Using the data below, gather each line that includes the word "levels".
....................
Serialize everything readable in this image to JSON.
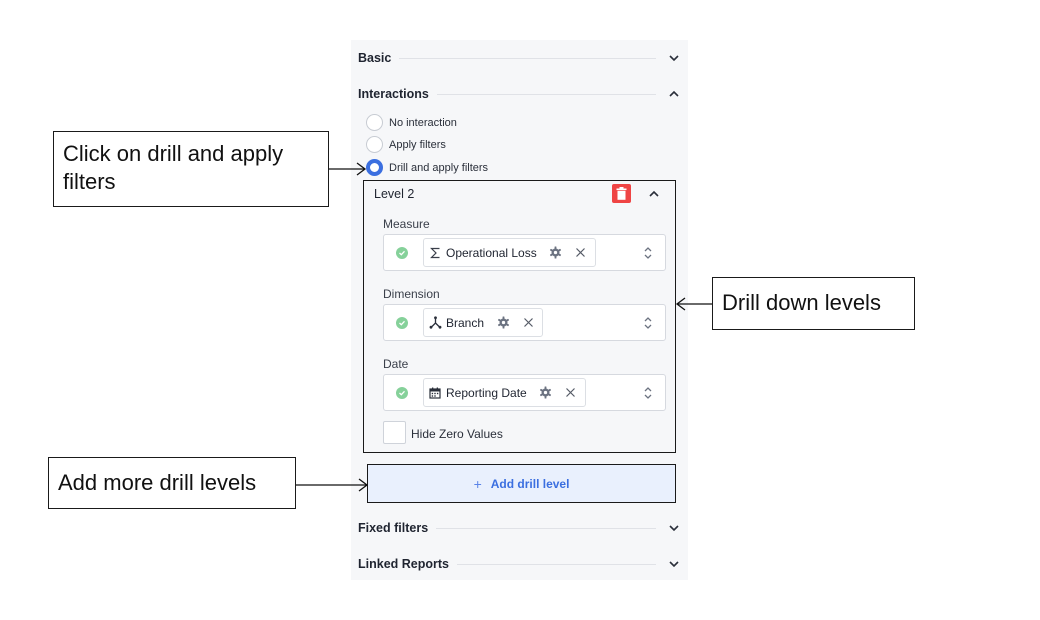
{
  "sections": {
    "basic": "Basic",
    "interactions": "Interactions",
    "fixed_filters": "Fixed filters",
    "linked_reports": "Linked Reports"
  },
  "interaction_options": [
    {
      "label": "No interaction",
      "selected": false
    },
    {
      "label": "Apply filters",
      "selected": false
    },
    {
      "label": "Drill and apply filters",
      "selected": true
    }
  ],
  "level": {
    "title": "Level 2",
    "measure": {
      "label": "Measure",
      "value": "Operational Loss",
      "icon": "sigma-icon"
    },
    "dimension": {
      "label": "Dimension",
      "value": "Branch",
      "icon": "hierarchy-icon"
    },
    "date": {
      "label": "Date",
      "value": "Reporting Date",
      "icon": "calendar-icon"
    },
    "hide_zero": {
      "label": "Hide Zero Values",
      "checked": false
    }
  },
  "add_drill_level": "Add drill level",
  "callouts": {
    "click_drill": "Click on drill and apply filters",
    "drill_levels": "Drill down levels",
    "add_more": "Add more drill levels"
  },
  "colors": {
    "accent": "#3b6fe0",
    "delete": "#ef4444",
    "valid": "#86d19a",
    "panel_bg": "#f6f7f9",
    "add_bg": "#e9f0fd"
  }
}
....................
OUTPUT OF THE TASK
    "drill_levels": "Drill down levels",
    "add_more": "Add more drill levels"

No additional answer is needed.